Data to use:
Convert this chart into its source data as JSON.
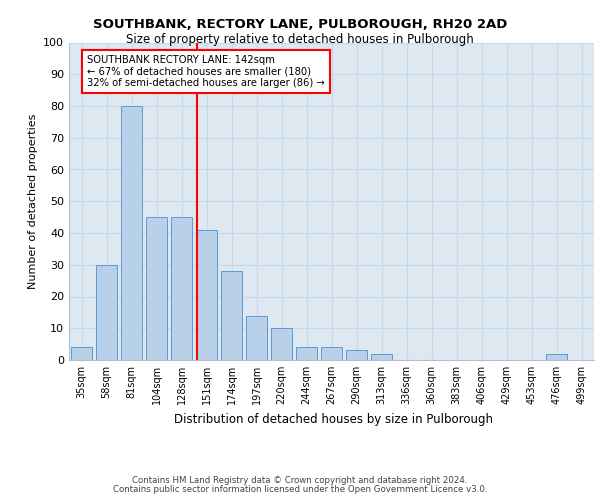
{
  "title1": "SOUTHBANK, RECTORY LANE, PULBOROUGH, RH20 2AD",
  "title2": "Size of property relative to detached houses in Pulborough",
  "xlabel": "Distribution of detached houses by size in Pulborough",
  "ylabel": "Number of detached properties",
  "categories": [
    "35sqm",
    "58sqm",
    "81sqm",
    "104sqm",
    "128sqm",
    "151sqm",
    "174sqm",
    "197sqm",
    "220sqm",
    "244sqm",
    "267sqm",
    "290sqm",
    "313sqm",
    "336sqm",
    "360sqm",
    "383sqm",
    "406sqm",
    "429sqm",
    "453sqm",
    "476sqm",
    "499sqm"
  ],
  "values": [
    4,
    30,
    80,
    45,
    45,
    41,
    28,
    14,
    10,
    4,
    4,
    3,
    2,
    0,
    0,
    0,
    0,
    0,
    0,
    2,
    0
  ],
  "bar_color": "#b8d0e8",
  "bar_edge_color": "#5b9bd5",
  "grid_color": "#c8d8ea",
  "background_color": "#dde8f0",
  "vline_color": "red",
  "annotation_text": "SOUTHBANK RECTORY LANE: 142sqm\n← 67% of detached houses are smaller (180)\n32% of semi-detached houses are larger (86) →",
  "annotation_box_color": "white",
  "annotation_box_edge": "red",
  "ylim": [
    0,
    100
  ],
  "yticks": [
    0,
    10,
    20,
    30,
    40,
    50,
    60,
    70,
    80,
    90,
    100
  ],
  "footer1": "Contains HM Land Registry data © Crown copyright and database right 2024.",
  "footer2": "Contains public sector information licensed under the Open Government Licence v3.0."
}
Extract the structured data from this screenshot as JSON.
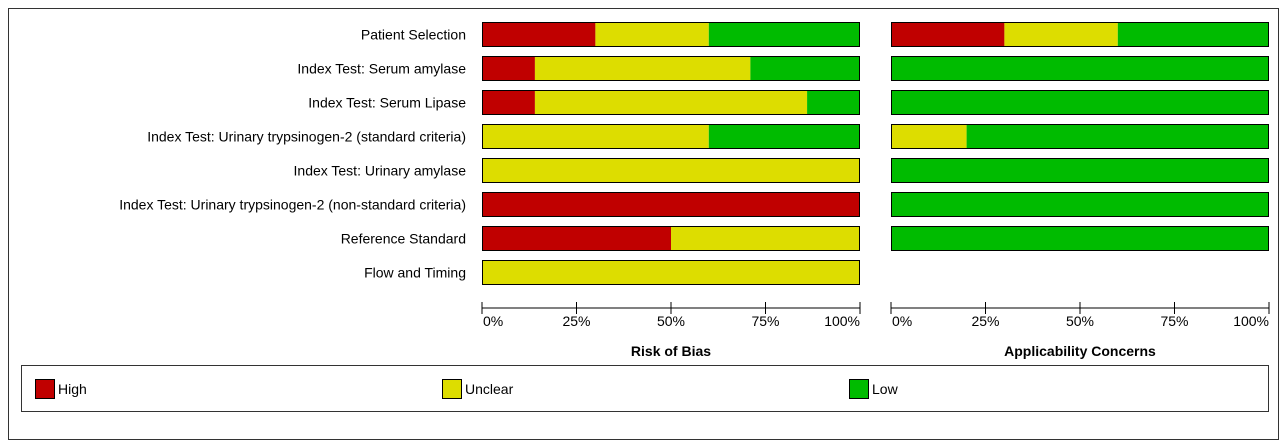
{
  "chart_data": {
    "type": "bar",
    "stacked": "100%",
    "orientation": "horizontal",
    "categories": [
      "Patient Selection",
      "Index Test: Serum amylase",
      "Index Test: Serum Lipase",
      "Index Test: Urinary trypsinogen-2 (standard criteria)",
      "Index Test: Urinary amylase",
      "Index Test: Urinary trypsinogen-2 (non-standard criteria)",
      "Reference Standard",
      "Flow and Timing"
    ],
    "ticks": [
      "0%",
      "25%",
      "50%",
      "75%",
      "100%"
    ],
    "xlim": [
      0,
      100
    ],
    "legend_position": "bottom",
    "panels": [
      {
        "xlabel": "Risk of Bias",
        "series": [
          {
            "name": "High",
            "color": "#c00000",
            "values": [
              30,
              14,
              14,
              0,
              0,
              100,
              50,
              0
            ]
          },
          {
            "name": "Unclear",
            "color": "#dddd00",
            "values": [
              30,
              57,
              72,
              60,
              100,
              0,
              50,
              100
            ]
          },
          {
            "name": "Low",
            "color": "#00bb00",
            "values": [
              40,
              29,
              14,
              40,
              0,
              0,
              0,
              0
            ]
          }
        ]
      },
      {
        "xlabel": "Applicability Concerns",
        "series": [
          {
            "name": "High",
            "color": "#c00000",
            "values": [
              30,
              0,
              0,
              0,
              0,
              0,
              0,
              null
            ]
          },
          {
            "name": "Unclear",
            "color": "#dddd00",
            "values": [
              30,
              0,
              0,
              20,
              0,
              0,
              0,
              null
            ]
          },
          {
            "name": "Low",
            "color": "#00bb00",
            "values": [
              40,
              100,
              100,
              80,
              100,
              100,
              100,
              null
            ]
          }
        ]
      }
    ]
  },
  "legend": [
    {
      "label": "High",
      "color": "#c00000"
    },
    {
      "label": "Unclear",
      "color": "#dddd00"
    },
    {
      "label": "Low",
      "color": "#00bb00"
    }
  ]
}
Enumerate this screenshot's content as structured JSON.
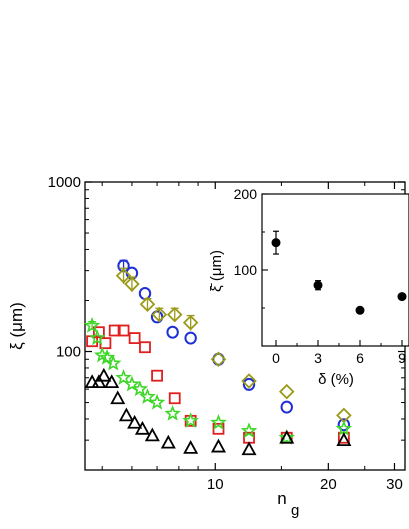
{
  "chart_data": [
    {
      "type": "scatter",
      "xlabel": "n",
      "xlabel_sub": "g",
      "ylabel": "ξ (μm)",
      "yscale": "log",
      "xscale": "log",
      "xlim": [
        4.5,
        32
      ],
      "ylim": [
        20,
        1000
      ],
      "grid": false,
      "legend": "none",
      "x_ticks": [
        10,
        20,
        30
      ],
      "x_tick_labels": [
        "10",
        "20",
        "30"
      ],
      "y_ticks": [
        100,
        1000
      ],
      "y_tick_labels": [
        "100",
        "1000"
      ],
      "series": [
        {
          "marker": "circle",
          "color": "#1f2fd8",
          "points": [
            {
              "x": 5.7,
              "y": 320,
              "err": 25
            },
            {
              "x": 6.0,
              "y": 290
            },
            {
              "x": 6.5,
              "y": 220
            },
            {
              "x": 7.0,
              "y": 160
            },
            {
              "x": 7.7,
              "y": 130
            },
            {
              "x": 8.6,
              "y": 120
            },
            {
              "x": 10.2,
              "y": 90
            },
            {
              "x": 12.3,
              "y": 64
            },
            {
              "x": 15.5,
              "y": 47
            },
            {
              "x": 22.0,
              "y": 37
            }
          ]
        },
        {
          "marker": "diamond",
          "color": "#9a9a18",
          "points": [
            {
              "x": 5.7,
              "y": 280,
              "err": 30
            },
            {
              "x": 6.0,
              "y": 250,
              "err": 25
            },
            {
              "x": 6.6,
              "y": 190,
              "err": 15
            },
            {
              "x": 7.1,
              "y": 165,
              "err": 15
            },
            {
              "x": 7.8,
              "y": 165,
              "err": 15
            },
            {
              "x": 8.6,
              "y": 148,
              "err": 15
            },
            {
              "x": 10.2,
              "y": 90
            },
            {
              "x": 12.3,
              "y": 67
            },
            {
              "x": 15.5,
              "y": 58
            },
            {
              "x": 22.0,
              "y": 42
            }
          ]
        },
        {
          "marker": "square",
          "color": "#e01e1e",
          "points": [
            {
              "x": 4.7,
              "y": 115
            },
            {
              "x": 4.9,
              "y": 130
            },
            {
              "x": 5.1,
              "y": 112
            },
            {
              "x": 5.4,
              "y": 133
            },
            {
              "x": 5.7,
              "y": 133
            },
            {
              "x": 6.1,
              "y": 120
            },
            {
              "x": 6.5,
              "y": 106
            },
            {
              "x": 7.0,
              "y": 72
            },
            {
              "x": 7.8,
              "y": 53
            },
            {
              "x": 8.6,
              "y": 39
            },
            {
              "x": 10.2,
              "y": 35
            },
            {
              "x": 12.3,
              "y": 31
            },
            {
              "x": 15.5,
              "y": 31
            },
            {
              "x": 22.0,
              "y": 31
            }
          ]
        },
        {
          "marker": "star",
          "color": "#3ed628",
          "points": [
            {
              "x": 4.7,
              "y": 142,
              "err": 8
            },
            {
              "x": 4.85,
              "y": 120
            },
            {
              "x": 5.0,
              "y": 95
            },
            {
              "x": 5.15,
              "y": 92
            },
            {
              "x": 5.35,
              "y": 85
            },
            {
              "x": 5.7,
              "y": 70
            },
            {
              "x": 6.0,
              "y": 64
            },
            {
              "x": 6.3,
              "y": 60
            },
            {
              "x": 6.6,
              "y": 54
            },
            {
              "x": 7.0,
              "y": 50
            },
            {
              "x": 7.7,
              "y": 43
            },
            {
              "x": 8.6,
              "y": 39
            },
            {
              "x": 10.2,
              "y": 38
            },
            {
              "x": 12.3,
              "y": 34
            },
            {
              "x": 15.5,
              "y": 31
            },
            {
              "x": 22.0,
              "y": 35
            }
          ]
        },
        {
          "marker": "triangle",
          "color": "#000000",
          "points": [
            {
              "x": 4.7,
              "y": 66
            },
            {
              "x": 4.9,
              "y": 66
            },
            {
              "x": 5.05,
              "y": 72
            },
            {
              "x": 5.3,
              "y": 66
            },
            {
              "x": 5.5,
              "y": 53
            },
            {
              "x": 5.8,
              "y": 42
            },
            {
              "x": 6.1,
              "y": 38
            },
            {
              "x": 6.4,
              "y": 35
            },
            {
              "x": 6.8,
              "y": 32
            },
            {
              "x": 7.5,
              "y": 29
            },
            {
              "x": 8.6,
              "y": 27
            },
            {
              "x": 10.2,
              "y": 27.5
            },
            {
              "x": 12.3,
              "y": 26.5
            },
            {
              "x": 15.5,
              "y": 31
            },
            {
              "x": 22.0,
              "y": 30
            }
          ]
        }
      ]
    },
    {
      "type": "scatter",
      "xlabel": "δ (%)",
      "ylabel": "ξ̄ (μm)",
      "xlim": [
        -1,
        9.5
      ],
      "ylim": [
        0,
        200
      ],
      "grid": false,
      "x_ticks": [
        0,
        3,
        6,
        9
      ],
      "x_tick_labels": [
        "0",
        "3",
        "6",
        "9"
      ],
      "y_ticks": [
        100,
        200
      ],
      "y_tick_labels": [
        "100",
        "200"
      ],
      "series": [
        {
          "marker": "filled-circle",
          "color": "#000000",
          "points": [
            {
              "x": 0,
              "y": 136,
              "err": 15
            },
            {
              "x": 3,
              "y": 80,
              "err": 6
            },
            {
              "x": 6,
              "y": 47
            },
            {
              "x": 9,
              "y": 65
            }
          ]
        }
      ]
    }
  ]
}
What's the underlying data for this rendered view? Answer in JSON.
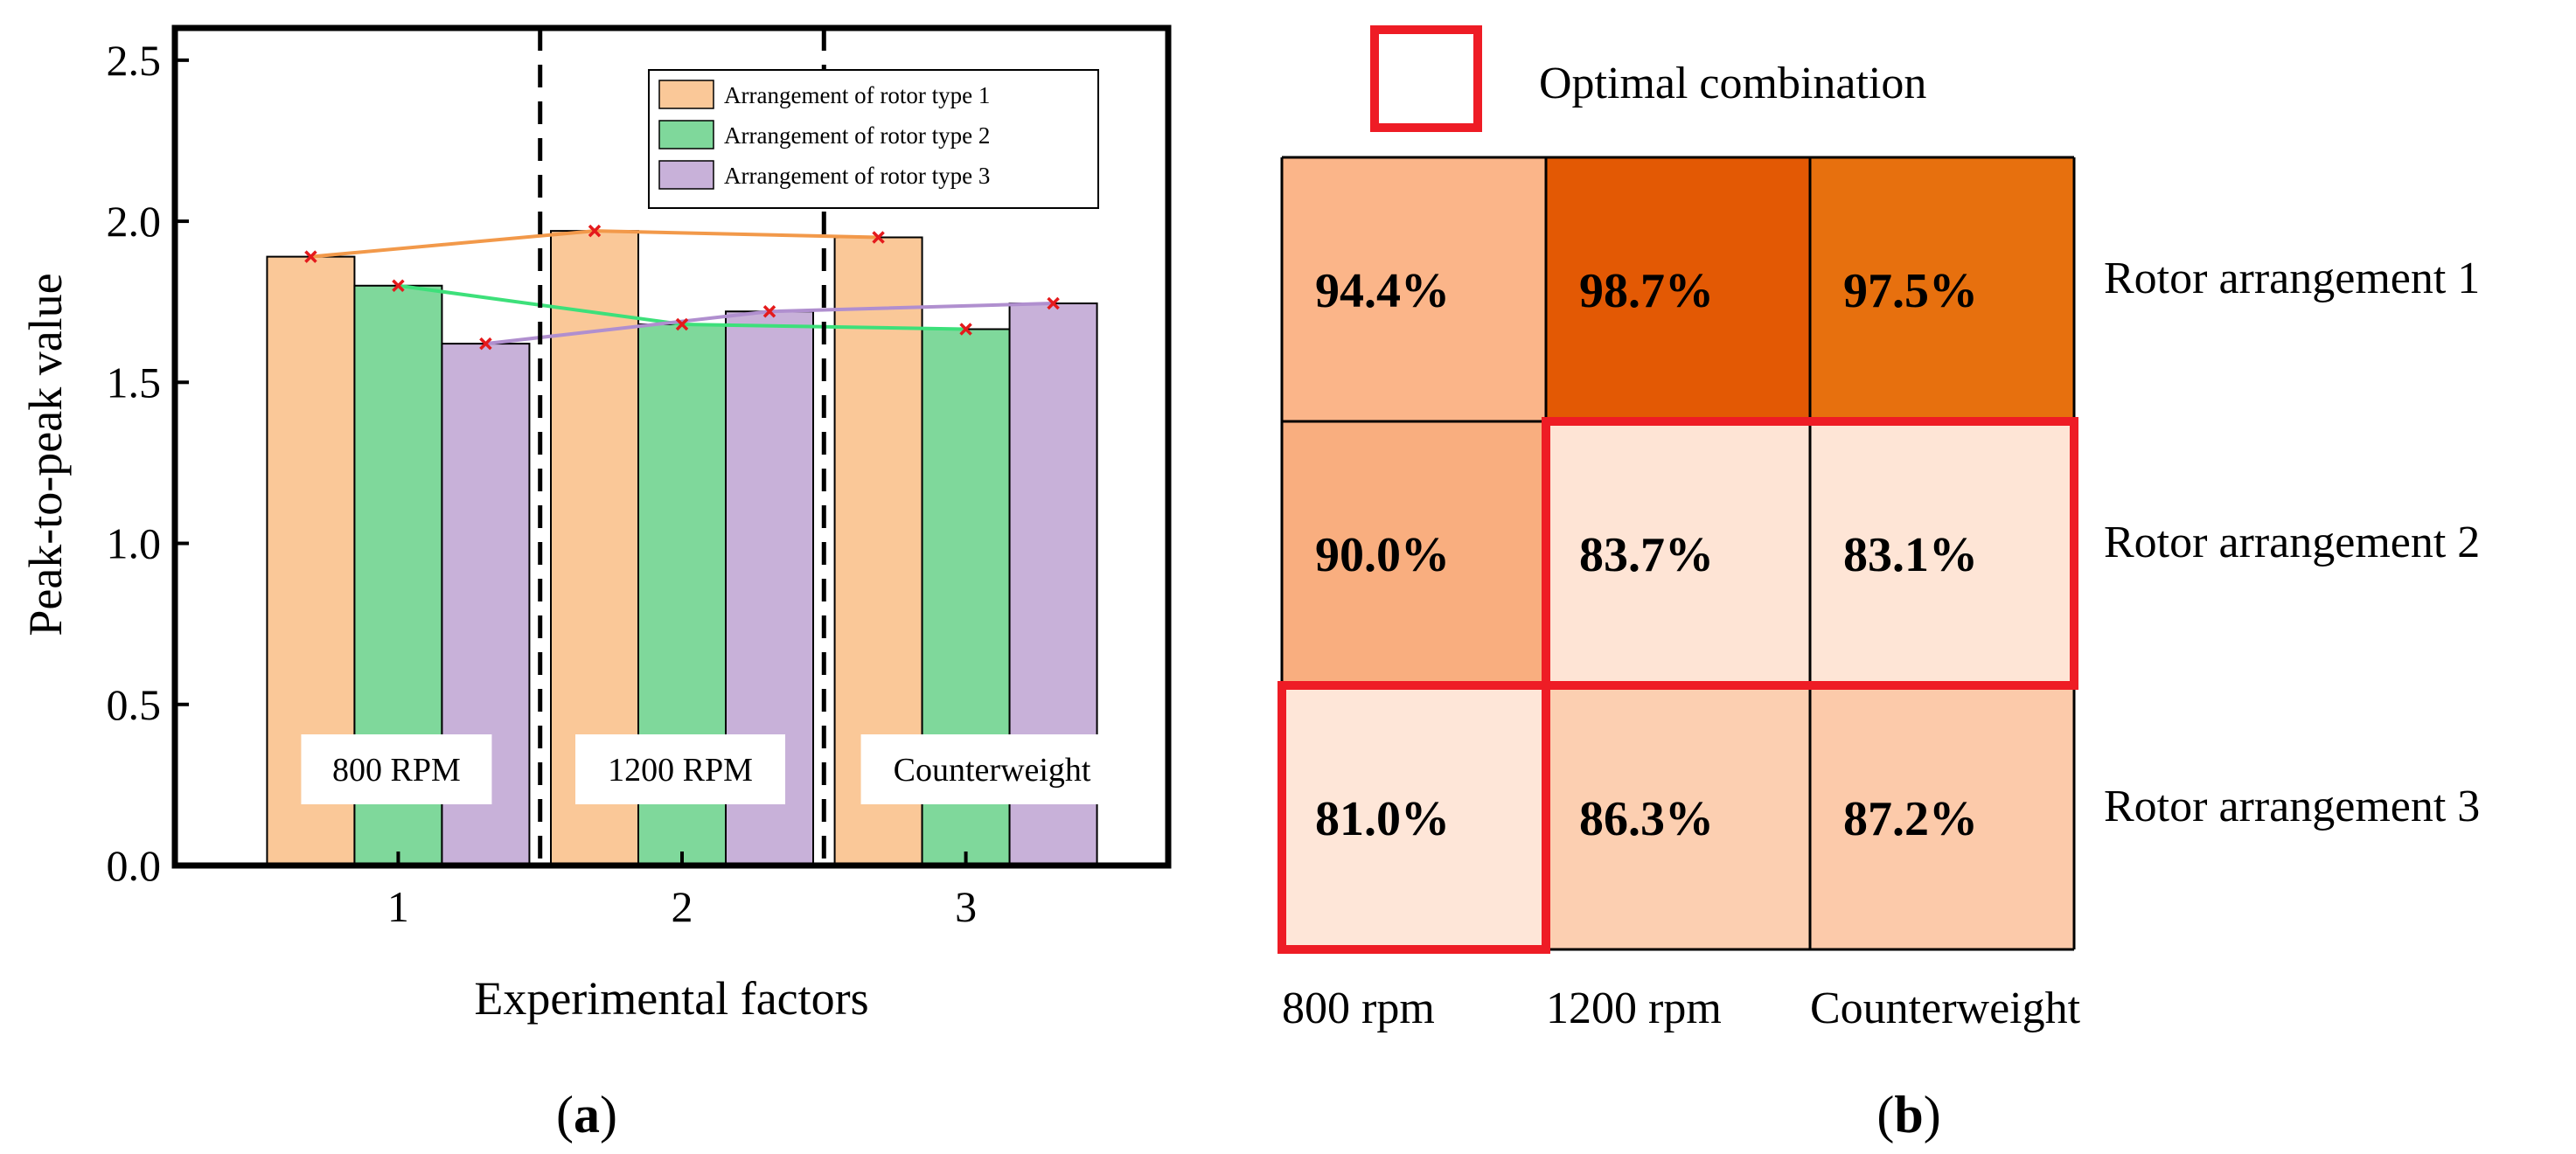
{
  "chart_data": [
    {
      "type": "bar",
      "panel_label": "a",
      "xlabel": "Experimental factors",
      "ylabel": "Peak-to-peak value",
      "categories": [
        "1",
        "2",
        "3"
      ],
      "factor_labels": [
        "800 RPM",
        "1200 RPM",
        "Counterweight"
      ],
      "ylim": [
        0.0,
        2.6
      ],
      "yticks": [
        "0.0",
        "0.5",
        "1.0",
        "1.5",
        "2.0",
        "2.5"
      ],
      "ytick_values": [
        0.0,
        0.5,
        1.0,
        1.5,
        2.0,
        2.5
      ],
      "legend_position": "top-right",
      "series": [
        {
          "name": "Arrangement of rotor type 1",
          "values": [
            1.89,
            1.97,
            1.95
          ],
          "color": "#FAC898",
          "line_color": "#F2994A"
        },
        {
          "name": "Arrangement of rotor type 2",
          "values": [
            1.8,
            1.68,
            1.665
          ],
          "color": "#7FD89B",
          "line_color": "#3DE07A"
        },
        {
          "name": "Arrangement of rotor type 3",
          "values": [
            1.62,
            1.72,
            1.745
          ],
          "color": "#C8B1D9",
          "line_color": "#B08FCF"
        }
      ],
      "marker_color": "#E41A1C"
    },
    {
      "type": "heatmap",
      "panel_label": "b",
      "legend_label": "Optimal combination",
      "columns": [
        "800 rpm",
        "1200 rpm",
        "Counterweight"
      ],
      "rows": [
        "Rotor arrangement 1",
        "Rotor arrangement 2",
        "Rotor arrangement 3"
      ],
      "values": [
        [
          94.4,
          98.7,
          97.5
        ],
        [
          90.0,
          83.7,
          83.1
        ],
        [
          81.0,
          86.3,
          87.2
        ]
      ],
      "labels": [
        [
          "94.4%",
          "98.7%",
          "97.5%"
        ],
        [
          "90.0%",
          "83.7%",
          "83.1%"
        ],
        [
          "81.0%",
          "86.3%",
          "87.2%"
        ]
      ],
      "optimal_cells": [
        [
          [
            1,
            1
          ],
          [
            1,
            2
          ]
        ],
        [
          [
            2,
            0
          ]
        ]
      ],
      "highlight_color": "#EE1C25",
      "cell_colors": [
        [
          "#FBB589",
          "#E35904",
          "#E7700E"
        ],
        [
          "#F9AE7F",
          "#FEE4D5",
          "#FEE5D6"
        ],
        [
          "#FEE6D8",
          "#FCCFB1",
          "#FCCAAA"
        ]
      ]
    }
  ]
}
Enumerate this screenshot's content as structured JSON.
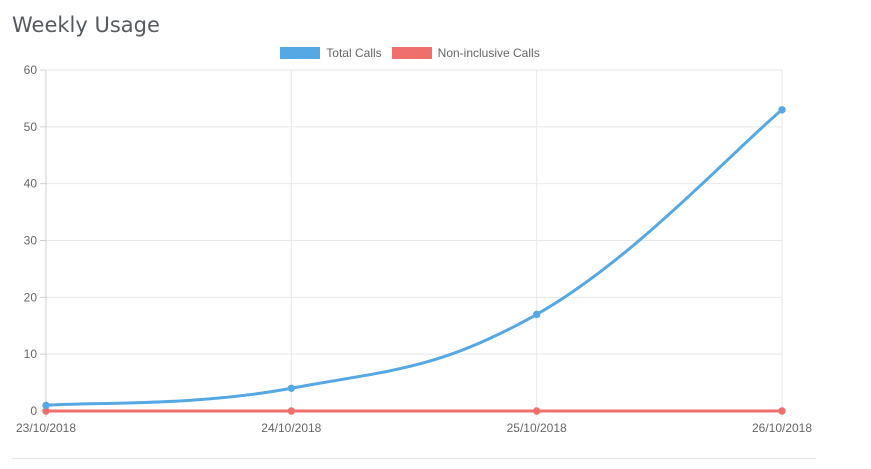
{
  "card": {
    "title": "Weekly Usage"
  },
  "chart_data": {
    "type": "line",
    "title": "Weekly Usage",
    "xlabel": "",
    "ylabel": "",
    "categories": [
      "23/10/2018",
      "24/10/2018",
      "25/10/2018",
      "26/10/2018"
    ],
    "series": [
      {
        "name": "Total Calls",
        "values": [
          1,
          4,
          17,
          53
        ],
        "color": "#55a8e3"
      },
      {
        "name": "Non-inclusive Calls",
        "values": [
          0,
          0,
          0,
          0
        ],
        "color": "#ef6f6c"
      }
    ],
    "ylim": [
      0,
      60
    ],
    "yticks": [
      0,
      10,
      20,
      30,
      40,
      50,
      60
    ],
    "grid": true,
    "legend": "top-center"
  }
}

Stated exercise: Return each full line of the entries that contains the word "Usage".

Solution to this exercise:
    "title": "Weekly Usage"
    "title": "Weekly Usage",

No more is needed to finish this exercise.